- Data supplied

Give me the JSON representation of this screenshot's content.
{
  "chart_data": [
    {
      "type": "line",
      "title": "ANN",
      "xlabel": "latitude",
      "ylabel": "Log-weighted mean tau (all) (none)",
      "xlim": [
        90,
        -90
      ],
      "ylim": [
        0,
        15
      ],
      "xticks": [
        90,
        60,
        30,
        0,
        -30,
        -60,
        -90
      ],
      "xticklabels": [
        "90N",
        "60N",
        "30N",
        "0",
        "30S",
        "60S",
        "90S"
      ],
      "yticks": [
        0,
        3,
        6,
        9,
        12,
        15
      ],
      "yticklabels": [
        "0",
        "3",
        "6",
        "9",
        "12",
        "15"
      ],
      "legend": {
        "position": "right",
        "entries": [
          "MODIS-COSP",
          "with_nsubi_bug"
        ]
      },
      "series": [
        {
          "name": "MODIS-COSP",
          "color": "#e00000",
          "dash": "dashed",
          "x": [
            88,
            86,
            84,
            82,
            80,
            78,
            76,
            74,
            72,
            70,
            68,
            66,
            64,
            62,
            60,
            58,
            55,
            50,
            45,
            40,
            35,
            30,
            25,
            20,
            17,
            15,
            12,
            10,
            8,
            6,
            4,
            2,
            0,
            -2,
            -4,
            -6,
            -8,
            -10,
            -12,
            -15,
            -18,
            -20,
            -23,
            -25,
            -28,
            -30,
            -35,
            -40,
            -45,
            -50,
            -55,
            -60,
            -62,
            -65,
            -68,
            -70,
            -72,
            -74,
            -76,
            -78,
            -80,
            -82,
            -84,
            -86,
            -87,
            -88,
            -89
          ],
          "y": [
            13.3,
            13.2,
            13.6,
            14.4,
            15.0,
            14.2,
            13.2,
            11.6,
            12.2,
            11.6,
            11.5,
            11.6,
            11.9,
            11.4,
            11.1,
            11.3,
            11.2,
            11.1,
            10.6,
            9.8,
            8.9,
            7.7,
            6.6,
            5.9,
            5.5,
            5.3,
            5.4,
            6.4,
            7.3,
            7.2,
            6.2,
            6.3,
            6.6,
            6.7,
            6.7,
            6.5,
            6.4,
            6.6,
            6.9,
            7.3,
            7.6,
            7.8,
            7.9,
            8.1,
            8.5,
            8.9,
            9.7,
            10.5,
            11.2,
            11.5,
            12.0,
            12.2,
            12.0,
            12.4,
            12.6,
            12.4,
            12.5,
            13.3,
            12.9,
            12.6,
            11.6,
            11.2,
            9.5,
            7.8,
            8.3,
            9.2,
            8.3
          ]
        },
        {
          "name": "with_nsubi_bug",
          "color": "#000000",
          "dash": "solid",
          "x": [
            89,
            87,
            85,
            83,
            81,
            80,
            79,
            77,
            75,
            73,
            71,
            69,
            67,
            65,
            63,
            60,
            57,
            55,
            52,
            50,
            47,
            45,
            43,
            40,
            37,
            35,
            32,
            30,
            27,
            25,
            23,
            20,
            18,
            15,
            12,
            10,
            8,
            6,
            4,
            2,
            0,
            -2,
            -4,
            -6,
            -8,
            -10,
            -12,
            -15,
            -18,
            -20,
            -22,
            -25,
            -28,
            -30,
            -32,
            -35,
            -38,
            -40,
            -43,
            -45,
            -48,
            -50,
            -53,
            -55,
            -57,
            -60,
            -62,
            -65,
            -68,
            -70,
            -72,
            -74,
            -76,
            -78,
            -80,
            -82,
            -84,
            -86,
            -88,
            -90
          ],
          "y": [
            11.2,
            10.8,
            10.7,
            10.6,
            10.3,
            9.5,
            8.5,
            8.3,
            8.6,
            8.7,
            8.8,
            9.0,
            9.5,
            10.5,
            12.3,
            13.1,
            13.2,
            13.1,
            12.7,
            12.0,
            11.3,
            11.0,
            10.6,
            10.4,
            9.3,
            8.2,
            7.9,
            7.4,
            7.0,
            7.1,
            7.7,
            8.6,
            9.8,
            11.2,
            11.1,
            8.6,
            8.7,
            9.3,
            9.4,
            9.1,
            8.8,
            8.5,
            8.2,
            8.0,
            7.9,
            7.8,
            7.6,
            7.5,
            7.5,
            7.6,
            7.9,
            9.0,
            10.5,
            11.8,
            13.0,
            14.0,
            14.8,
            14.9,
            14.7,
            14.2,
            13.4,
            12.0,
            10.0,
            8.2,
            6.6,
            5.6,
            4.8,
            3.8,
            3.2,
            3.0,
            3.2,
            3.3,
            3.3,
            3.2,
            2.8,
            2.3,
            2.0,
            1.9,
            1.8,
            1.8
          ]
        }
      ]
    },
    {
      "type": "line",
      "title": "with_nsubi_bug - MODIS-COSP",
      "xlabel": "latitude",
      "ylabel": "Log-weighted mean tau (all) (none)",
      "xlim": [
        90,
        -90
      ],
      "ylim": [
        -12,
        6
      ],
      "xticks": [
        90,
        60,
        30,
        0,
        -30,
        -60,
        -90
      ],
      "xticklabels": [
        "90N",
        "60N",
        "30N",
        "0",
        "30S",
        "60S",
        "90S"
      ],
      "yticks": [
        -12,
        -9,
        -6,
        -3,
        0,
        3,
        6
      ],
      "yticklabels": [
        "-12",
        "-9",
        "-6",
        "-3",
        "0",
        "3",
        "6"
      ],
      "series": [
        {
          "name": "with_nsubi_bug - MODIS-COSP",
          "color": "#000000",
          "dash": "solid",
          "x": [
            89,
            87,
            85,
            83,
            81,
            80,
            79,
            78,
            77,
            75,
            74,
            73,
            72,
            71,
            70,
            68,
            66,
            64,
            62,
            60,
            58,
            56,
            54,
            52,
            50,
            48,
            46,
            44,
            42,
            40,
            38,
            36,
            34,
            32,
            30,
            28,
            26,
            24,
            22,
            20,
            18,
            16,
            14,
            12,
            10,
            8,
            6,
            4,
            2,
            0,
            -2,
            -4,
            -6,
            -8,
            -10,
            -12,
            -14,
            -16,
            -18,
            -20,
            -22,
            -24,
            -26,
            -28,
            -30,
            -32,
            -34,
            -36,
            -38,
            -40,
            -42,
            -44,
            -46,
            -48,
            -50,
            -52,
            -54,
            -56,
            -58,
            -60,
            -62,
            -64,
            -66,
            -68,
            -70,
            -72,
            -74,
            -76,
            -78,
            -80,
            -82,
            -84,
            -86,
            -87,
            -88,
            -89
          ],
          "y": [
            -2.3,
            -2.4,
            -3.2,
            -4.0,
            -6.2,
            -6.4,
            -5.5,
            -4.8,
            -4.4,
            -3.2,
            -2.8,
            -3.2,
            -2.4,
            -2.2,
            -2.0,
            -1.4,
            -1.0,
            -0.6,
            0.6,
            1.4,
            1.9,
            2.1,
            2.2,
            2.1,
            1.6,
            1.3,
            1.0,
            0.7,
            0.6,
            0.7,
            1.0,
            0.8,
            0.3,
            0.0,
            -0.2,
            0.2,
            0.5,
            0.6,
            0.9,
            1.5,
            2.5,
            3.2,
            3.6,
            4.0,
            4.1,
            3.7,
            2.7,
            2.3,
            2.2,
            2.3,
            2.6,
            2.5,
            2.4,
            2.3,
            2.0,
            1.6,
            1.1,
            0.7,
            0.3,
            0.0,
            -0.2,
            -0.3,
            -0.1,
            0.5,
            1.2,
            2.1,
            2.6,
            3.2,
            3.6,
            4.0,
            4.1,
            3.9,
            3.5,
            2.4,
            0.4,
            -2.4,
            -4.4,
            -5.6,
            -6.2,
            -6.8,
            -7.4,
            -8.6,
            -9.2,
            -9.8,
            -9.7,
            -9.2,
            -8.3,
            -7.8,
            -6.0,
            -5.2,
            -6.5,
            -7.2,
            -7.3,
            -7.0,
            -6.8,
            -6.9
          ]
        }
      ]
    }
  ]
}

- Exercise aim
The records above must be repeated exactly, every one of them.

- The reply
Give me the JSON representation of this screenshot's content.
{
  "chart_data": [
    {
      "type": "line",
      "title": "ANN",
      "xlabel": "latitude",
      "ylabel": "Log-weighted mean tau (all) (none)",
      "xlim": [
        90,
        -90
      ],
      "ylim": [
        0,
        15
      ],
      "xticks": [
        90,
        60,
        30,
        0,
        -30,
        -60,
        -90
      ],
      "xticklabels": [
        "90N",
        "60N",
        "30N",
        "0",
        "30S",
        "60S",
        "90S"
      ],
      "yticks": [
        0,
        3,
        6,
        9,
        12,
        15
      ],
      "yticklabels": [
        "0",
        "3",
        "6",
        "9",
        "12",
        "15"
      ],
      "legend": {
        "position": "right",
        "entries": [
          "MODIS-COSP",
          "with_nsubi_bug"
        ]
      },
      "series": [
        {
          "name": "MODIS-COSP",
          "color": "#e00000",
          "dash": "dashed",
          "x": [
            88,
            86,
            84,
            82,
            80,
            78,
            76,
            74,
            72,
            70,
            68,
            66,
            64,
            62,
            60,
            58,
            55,
            50,
            45,
            40,
            35,
            30,
            25,
            20,
            17,
            15,
            12,
            10,
            8,
            6,
            4,
            2,
            0,
            -2,
            -4,
            -6,
            -8,
            -10,
            -12,
            -15,
            -18,
            -20,
            -23,
            -25,
            -28,
            -30,
            -35,
            -40,
            -45,
            -50,
            -55,
            -60,
            -62,
            -65,
            -68,
            -70,
            -72,
            -74,
            -76,
            -78,
            -80,
            -82,
            -84,
            -86,
            -87,
            -88,
            -89
          ],
          "y": [
            13.3,
            13.2,
            13.6,
            14.4,
            15.0,
            14.2,
            13.2,
            11.6,
            12.2,
            11.6,
            11.5,
            11.6,
            11.9,
            11.4,
            11.1,
            11.3,
            11.2,
            11.1,
            10.6,
            9.8,
            8.9,
            7.7,
            6.6,
            5.9,
            5.5,
            5.3,
            5.4,
            6.4,
            7.3,
            7.2,
            6.2,
            6.3,
            6.6,
            6.7,
            6.7,
            6.5,
            6.4,
            6.6,
            6.9,
            7.3,
            7.6,
            7.8,
            7.9,
            8.1,
            8.5,
            8.9,
            9.7,
            10.5,
            11.2,
            11.5,
            12.0,
            12.2,
            12.0,
            12.4,
            12.6,
            12.4,
            12.5,
            13.3,
            12.9,
            12.6,
            11.6,
            11.2,
            9.5,
            7.8,
            8.3,
            9.2,
            8.3
          ]
        },
        {
          "name": "with_nsubi_bug",
          "color": "#000000",
          "dash": "solid",
          "x": [
            89,
            87,
            85,
            83,
            81,
            80,
            79,
            77,
            75,
            73,
            71,
            69,
            67,
            65,
            63,
            60,
            57,
            55,
            52,
            50,
            47,
            45,
            43,
            40,
            37,
            35,
            32,
            30,
            27,
            25,
            23,
            20,
            18,
            15,
            12,
            10,
            8,
            6,
            4,
            2,
            0,
            -2,
            -4,
            -6,
            -8,
            -10,
            -12,
            -15,
            -18,
            -20,
            -22,
            -25,
            -28,
            -30,
            -32,
            -35,
            -38,
            -40,
            -43,
            -45,
            -48,
            -50,
            -53,
            -55,
            -57,
            -60,
            -62,
            -65,
            -68,
            -70,
            -72,
            -74,
            -76,
            -78,
            -80,
            -82,
            -84,
            -86,
            -88,
            -90
          ],
          "y": [
            11.2,
            10.8,
            10.7,
            10.6,
            10.3,
            9.5,
            8.5,
            8.3,
            8.6,
            8.7,
            8.8,
            9.0,
            9.5,
            10.5,
            12.3,
            13.1,
            13.2,
            13.1,
            12.7,
            12.0,
            11.3,
            11.0,
            10.6,
            10.4,
            9.3,
            8.2,
            7.9,
            7.4,
            7.0,
            7.1,
            7.7,
            8.6,
            9.8,
            11.2,
            11.1,
            8.6,
            8.7,
            9.3,
            9.4,
            9.1,
            8.8,
            8.5,
            8.2,
            8.0,
            7.9,
            7.8,
            7.6,
            7.5,
            7.5,
            7.6,
            7.9,
            9.0,
            10.5,
            11.8,
            13.0,
            14.0,
            14.8,
            14.9,
            14.7,
            14.2,
            13.4,
            12.0,
            10.0,
            8.2,
            6.6,
            5.6,
            4.8,
            3.8,
            3.2,
            3.0,
            3.2,
            3.3,
            3.3,
            3.2,
            2.8,
            2.3,
            2.0,
            1.9,
            1.8,
            1.8
          ]
        }
      ]
    },
    {
      "type": "line",
      "title": "with_nsubi_bug - MODIS-COSP",
      "xlabel": "latitude",
      "ylabel": "Log-weighted mean tau (all) (none)",
      "xlim": [
        90,
        -90
      ],
      "ylim": [
        -12,
        6
      ],
      "xticks": [
        90,
        60,
        30,
        0,
        -30,
        -60,
        -90
      ],
      "xticklabels": [
        "90N",
        "60N",
        "30N",
        "0",
        "30S",
        "60S",
        "90S"
      ],
      "yticks": [
        -12,
        -9,
        -6,
        -3,
        0,
        3,
        6
      ],
      "yticklabels": [
        "-12",
        "-9",
        "-6",
        "-3",
        "0",
        "3",
        "6"
      ],
      "series": [
        {
          "name": "with_nsubi_bug - MODIS-COSP",
          "color": "#000000",
          "dash": "solid",
          "x": [
            89,
            87,
            85,
            83,
            81,
            80,
            79,
            78,
            77,
            75,
            74,
            73,
            72,
            71,
            70,
            68,
            66,
            64,
            62,
            60,
            58,
            56,
            54,
            52,
            50,
            48,
            46,
            44,
            42,
            40,
            38,
            36,
            34,
            32,
            30,
            28,
            26,
            24,
            22,
            20,
            18,
            16,
            14,
            12,
            10,
            8,
            6,
            4,
            2,
            0,
            -2,
            -4,
            -6,
            -8,
            -10,
            -12,
            -14,
            -16,
            -18,
            -20,
            -22,
            -24,
            -26,
            -28,
            -30,
            -32,
            -34,
            -36,
            -38,
            -40,
            -42,
            -44,
            -46,
            -48,
            -50,
            -52,
            -54,
            -56,
            -58,
            -60,
            -62,
            -64,
            -66,
            -68,
            -70,
            -72,
            -74,
            -76,
            -78,
            -80,
            -82,
            -84,
            -86,
            -87,
            -88,
            -89
          ],
          "y": [
            -2.3,
            -2.4,
            -3.2,
            -4.0,
            -6.2,
            -6.4,
            -5.5,
            -4.8,
            -4.4,
            -3.2,
            -2.8,
            -3.2,
            -2.4,
            -2.2,
            -2.0,
            -1.4,
            -1.0,
            -0.6,
            0.6,
            1.4,
            1.9,
            2.1,
            2.2,
            2.1,
            1.6,
            1.3,
            1.0,
            0.7,
            0.6,
            0.7,
            1.0,
            0.8,
            0.3,
            0.0,
            -0.2,
            0.2,
            0.5,
            0.6,
            0.9,
            1.5,
            2.5,
            3.2,
            3.6,
            4.0,
            4.1,
            3.7,
            2.7,
            2.3,
            2.2,
            2.3,
            2.6,
            2.5,
            2.4,
            2.3,
            2.0,
            1.6,
            1.1,
            0.7,
            0.3,
            0.0,
            -0.2,
            -0.3,
            -0.1,
            0.5,
            1.2,
            2.1,
            2.6,
            3.2,
            3.6,
            4.0,
            4.1,
            3.9,
            3.5,
            2.4,
            0.4,
            -2.4,
            -4.4,
            -5.6,
            -6.2,
            -6.8,
            -7.4,
            -8.6,
            -9.2,
            -9.8,
            -9.7,
            -9.2,
            -8.3,
            -7.8,
            -6.0,
            -5.2,
            -6.5,
            -7.2,
            -7.3,
            -7.0,
            -6.8,
            -6.9
          ]
        }
      ]
    }
  ]
}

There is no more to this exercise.